## EXERCISE BRIEF
Which lines hold the string "preview"? Copy every one of them.
==================================================
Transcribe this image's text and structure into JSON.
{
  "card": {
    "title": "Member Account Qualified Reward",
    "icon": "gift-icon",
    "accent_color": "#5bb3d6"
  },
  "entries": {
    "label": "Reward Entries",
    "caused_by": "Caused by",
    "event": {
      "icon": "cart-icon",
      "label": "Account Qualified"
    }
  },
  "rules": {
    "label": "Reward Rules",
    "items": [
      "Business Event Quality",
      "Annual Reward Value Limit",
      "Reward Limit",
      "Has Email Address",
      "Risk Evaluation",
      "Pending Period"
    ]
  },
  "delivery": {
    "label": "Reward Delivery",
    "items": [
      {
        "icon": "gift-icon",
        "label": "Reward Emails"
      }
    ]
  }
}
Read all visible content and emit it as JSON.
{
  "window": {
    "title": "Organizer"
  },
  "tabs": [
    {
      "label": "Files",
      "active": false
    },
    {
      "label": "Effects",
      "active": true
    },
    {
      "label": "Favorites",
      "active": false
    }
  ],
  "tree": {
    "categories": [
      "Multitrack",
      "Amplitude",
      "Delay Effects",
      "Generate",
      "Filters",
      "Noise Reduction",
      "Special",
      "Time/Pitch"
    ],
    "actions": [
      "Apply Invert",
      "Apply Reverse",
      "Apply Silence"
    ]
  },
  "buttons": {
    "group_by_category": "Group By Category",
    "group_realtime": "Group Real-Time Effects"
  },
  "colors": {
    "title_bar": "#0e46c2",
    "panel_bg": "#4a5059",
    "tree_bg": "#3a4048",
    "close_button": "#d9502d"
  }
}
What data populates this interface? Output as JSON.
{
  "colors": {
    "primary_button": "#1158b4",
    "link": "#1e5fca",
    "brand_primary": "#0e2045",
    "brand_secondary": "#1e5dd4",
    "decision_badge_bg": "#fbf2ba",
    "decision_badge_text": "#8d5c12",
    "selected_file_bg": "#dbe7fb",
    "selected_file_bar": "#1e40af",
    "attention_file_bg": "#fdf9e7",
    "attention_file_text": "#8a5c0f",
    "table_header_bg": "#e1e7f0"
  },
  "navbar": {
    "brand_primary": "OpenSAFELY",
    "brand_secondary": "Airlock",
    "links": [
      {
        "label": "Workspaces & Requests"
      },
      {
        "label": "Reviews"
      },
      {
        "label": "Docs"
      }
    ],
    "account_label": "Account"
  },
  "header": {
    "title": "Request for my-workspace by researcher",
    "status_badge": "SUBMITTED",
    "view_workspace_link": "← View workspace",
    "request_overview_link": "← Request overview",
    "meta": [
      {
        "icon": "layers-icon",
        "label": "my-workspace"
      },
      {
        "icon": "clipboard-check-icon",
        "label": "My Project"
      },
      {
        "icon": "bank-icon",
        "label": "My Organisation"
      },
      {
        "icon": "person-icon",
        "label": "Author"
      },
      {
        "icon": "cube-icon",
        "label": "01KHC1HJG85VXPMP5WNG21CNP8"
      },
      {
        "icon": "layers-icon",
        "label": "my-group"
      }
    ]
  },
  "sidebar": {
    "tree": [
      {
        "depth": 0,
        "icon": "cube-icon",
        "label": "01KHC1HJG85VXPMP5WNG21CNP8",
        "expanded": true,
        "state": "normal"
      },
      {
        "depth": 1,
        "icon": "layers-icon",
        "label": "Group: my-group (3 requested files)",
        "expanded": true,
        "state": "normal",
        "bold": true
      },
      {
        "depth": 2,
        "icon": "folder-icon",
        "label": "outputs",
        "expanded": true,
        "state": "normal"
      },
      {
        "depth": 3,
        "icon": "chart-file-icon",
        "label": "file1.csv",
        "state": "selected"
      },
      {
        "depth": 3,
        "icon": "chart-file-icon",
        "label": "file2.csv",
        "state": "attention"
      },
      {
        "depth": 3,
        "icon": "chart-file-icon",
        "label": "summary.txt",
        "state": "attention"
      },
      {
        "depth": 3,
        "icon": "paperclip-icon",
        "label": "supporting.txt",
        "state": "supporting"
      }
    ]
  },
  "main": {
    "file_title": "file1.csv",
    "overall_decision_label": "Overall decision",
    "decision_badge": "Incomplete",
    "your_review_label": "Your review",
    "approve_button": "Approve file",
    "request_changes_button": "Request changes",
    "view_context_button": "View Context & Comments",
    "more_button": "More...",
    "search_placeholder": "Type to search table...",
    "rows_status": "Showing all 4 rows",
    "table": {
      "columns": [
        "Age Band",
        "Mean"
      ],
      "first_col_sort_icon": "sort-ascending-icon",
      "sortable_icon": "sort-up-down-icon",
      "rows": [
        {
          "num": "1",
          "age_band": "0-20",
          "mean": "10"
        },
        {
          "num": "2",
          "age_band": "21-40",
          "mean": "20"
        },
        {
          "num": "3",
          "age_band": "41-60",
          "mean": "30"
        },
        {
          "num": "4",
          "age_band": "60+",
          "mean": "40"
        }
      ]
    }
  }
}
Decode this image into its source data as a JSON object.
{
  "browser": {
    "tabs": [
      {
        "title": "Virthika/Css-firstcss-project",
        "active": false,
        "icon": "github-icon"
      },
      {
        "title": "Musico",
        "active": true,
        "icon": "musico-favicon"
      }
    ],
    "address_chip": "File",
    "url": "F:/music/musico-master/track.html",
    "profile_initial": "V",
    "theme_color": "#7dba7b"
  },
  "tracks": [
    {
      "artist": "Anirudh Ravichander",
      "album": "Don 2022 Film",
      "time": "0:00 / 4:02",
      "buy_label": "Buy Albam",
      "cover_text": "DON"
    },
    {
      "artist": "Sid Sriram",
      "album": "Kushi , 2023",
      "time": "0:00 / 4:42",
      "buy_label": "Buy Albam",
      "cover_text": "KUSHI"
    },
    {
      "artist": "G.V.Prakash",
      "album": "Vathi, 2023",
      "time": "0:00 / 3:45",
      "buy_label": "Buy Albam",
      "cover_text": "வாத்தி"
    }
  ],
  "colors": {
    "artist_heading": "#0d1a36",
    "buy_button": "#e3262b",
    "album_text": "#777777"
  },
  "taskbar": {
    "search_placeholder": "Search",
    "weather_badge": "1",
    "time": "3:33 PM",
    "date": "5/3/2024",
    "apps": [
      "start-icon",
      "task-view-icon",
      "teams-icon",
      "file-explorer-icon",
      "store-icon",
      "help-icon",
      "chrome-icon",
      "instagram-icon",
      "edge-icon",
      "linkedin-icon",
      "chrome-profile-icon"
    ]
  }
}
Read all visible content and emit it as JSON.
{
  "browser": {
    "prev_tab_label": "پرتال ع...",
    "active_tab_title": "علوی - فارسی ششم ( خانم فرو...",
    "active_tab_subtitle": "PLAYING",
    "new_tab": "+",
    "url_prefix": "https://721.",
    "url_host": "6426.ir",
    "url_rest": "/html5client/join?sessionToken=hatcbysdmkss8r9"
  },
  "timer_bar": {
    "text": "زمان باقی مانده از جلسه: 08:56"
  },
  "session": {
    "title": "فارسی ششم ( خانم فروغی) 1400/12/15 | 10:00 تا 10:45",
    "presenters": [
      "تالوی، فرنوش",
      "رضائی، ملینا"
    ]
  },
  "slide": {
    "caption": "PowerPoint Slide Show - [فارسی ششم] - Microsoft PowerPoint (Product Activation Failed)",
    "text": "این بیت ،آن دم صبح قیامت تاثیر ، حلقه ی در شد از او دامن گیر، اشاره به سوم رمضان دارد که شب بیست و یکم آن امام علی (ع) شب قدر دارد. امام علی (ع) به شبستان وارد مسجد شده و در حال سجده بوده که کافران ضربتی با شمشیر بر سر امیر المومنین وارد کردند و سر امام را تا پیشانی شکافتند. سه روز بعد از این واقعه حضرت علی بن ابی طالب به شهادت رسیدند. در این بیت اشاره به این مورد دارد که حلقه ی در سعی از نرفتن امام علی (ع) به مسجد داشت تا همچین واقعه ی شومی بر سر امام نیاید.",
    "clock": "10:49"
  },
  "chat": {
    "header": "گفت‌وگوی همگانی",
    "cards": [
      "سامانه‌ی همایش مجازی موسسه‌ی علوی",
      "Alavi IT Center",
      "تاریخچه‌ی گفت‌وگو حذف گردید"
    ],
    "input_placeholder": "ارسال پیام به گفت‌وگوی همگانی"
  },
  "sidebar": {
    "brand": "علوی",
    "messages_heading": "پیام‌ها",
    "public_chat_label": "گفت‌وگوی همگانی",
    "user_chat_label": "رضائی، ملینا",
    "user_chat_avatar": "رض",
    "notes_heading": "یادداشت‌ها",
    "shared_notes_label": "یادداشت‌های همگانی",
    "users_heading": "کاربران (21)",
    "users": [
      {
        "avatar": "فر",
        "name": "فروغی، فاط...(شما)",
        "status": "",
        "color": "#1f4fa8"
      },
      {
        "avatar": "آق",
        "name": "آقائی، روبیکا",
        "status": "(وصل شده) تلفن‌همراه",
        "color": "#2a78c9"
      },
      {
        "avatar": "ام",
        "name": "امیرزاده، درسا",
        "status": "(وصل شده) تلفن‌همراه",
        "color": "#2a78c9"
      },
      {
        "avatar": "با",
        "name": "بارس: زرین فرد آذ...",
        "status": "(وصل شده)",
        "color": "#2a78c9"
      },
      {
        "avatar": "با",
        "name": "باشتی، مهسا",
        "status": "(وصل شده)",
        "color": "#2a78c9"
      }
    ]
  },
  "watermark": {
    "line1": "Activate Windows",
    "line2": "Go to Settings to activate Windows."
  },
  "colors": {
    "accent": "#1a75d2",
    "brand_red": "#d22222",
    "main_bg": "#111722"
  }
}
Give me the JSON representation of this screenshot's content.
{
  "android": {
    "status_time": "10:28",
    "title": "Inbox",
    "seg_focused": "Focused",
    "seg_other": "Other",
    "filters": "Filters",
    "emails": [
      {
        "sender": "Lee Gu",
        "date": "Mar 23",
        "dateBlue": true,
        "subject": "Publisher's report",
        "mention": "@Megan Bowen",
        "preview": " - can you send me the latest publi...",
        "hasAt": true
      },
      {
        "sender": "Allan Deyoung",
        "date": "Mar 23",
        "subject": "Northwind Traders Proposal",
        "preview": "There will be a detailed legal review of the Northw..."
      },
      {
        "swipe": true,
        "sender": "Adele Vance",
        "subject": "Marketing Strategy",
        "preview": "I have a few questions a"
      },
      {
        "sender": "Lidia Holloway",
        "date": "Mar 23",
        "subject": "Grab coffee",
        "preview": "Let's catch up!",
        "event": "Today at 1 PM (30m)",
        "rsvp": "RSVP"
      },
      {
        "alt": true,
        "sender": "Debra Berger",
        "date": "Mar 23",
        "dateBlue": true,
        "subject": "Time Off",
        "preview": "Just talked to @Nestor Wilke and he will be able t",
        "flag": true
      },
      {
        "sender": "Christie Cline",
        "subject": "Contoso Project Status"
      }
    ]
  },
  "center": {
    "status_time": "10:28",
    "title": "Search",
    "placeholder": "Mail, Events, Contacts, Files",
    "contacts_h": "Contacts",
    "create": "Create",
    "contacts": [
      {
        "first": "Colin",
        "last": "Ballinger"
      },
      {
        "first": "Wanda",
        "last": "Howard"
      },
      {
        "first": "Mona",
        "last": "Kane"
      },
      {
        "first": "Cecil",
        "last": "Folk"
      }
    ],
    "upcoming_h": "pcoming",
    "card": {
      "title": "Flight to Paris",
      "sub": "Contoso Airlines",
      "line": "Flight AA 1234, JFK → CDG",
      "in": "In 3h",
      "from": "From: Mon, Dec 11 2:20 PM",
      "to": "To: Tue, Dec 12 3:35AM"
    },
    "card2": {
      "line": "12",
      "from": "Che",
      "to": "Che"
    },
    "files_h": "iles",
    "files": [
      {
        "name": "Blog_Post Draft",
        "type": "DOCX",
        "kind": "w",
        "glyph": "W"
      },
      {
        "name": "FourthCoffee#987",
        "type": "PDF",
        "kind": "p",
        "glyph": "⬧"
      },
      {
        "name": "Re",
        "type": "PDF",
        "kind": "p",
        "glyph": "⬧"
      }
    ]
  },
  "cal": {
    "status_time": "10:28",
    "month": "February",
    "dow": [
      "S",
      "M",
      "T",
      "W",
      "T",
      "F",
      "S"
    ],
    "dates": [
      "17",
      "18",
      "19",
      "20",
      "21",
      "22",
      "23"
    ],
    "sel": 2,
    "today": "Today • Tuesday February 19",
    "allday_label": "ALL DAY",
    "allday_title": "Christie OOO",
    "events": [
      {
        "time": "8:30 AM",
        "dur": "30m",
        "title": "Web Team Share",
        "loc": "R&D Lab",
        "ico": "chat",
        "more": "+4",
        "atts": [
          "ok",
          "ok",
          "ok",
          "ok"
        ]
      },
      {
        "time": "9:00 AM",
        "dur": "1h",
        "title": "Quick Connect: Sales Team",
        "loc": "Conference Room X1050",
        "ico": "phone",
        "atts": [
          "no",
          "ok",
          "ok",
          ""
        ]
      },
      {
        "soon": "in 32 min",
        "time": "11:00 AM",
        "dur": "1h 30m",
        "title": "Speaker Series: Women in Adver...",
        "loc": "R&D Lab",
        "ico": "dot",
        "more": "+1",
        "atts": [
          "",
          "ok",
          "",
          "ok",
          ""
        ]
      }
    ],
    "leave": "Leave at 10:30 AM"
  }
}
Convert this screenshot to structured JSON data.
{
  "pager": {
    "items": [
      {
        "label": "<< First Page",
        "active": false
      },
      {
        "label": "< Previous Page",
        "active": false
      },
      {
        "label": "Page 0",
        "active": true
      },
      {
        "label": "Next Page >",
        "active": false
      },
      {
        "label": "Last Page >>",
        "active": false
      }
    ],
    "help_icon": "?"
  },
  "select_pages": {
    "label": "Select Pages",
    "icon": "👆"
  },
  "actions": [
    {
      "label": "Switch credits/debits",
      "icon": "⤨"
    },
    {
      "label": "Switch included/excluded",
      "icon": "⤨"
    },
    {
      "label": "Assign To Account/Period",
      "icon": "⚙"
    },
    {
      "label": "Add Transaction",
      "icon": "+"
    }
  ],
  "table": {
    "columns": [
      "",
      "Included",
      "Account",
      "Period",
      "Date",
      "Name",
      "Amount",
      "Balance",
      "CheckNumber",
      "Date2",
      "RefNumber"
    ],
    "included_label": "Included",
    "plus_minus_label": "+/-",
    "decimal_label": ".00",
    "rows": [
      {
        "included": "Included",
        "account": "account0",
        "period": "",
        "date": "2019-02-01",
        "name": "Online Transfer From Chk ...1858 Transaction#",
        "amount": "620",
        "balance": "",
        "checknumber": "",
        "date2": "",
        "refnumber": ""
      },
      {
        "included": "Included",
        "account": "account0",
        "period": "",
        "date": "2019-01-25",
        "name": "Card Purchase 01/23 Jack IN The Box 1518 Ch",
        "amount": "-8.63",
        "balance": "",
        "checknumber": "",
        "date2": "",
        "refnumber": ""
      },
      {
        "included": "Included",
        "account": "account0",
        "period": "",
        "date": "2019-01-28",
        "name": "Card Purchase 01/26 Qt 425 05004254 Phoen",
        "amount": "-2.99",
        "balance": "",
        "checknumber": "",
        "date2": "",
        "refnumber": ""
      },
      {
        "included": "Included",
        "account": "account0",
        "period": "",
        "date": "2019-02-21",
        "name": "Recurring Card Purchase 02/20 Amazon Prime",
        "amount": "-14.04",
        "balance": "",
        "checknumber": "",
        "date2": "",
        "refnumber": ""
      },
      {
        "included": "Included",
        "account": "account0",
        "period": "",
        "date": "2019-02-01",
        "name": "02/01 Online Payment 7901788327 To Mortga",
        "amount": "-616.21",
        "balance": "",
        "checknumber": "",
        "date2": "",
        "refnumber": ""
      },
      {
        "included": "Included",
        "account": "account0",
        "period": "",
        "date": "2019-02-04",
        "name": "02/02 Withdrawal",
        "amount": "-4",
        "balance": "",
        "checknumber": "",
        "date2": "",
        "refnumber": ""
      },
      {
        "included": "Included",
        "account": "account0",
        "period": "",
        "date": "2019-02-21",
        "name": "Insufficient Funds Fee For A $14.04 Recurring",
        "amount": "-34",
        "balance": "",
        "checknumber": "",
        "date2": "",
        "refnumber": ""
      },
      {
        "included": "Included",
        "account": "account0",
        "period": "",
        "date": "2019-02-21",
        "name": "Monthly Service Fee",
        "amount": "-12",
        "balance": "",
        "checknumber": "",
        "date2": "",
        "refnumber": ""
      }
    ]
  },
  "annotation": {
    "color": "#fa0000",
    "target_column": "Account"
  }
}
==================================================
## SOLUTION BELOW
        "preview": " - can you send me the latest publi...",
        "preview": "There will be a detailed legal review of the Northw..."
        "preview": "I have a few questions a"
        "preview": "Let's catch up!",
        "preview": "Just talked to @Nestor Wilke and he will be able t",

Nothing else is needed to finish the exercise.